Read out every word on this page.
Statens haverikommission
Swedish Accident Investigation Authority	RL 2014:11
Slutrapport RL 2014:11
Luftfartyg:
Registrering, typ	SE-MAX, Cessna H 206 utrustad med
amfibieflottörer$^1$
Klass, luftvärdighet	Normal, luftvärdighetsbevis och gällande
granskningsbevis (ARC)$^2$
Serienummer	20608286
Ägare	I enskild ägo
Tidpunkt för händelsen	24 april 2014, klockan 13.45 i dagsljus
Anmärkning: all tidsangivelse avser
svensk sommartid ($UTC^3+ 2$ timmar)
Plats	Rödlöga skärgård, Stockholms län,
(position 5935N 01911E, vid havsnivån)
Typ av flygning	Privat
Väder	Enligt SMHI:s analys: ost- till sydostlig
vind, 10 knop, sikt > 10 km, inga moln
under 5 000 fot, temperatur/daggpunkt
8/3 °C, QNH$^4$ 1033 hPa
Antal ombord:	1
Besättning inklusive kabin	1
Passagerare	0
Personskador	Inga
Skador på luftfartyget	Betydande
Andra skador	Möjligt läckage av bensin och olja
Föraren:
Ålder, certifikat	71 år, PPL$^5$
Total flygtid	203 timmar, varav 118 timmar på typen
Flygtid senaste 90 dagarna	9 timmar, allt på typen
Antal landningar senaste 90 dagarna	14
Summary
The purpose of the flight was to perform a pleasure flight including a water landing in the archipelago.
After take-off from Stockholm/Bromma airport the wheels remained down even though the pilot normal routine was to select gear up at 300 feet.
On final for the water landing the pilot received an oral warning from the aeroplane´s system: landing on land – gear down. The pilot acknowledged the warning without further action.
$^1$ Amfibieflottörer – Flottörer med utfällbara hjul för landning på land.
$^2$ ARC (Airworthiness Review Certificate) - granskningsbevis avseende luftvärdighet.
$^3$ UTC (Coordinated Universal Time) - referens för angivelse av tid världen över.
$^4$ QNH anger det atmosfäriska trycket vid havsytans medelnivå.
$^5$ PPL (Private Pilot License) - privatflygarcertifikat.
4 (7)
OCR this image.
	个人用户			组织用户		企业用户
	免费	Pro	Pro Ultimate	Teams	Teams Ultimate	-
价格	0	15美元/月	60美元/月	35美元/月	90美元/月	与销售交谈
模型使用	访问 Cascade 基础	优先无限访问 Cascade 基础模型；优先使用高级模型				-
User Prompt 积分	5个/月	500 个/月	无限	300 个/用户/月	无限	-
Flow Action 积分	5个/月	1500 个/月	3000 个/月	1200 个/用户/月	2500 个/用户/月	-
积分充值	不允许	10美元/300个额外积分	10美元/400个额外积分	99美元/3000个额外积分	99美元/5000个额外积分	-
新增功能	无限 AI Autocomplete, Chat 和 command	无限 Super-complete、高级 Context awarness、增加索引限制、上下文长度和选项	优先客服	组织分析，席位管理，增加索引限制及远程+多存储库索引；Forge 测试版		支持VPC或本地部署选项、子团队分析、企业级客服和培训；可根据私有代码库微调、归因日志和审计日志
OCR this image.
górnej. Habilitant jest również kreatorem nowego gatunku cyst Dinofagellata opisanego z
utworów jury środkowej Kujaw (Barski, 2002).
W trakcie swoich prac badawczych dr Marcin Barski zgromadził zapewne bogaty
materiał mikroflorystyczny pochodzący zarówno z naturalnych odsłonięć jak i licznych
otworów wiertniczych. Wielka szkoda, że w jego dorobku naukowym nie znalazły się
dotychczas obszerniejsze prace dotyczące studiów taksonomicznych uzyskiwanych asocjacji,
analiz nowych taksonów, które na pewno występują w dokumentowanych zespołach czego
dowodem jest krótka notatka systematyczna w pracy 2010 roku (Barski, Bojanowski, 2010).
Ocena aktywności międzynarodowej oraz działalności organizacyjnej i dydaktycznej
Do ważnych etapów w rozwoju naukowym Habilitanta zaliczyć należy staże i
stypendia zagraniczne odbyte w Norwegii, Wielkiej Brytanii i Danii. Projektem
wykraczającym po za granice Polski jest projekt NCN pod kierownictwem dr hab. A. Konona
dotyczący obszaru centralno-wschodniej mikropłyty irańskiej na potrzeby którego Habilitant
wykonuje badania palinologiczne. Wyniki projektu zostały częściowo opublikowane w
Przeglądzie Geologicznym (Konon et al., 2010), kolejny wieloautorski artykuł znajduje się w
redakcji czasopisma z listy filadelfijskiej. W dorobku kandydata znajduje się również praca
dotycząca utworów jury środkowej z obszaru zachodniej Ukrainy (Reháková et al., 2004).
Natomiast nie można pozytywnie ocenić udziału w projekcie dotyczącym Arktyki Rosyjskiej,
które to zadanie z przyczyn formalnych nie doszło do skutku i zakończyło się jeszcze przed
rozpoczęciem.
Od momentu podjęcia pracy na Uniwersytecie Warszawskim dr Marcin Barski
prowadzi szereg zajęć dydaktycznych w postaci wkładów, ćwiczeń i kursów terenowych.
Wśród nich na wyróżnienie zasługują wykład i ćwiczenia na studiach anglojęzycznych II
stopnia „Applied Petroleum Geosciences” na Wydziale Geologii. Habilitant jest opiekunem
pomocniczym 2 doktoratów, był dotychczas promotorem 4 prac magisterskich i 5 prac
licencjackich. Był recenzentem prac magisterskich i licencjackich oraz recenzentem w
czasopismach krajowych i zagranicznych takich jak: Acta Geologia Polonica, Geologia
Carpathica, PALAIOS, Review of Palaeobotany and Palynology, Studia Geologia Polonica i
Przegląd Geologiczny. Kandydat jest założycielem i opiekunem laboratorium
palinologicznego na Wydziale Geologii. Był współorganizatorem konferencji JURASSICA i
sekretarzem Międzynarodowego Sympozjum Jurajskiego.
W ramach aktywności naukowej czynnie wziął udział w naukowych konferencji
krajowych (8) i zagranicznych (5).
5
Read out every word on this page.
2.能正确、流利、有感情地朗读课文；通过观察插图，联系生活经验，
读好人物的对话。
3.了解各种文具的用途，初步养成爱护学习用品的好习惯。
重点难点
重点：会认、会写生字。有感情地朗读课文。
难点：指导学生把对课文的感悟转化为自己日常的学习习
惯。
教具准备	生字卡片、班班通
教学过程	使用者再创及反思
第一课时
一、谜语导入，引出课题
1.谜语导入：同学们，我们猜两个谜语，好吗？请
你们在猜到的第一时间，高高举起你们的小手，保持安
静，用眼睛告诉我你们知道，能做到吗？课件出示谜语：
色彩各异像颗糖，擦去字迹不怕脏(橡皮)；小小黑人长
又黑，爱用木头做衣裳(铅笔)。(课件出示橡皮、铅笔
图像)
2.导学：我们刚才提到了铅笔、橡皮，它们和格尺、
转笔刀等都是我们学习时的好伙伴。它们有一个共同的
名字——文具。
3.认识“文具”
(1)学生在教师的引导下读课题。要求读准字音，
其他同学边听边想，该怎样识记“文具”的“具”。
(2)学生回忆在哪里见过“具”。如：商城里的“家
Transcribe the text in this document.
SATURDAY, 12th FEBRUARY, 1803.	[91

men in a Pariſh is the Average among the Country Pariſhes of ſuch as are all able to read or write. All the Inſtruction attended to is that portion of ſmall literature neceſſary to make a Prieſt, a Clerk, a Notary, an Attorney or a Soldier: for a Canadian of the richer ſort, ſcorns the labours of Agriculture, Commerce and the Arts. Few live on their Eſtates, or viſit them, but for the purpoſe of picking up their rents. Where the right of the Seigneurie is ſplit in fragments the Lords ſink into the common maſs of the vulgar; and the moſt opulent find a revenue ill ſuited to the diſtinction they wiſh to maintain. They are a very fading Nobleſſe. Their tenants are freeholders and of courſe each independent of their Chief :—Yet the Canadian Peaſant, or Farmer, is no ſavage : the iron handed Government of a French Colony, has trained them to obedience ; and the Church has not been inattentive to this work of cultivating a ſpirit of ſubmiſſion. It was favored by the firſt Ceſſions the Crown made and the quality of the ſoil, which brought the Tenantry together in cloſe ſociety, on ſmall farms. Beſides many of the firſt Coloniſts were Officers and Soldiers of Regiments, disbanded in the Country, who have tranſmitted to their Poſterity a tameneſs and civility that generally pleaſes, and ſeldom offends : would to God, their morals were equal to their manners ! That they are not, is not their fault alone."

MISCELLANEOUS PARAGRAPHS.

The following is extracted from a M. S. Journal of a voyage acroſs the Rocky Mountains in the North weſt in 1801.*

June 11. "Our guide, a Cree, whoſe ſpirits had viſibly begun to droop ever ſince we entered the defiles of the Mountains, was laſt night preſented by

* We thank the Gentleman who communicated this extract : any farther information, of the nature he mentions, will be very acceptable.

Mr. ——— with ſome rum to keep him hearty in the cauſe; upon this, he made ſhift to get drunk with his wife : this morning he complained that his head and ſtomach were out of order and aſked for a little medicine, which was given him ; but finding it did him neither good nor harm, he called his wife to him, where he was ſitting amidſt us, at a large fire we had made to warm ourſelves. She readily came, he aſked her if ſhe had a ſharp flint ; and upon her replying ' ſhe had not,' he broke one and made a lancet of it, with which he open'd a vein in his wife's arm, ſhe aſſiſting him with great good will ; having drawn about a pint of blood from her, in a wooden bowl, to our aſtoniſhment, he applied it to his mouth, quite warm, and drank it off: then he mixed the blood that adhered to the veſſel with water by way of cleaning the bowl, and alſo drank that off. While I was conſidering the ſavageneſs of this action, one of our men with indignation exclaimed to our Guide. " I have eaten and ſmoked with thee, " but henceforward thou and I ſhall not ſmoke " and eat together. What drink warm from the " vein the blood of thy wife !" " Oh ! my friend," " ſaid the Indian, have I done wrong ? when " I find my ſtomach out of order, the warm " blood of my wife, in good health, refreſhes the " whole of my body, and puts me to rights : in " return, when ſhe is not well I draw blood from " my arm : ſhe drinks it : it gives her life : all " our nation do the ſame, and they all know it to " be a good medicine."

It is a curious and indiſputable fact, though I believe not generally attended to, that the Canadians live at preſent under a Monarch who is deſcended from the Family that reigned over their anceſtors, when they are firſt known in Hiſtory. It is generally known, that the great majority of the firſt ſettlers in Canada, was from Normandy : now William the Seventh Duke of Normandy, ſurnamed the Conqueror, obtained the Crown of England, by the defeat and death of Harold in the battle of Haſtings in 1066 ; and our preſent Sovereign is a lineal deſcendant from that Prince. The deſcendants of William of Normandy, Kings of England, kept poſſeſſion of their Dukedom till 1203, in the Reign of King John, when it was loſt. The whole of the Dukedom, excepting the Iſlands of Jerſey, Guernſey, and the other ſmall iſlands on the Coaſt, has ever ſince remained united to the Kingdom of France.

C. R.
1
---+---
● **WHAT NEEDS TO BE DONE**:
Every line in the data above that contains "Polonica" needs to be copied.

● **EXERCISE ANSWER**:
czasopismach krajowych i zagranicznych takich jak: Acta Geologia Polonica, Geologia
Carpathica, PALAIOS, Review of Palaeobotany and Palynology, Studia Geologia Polonica i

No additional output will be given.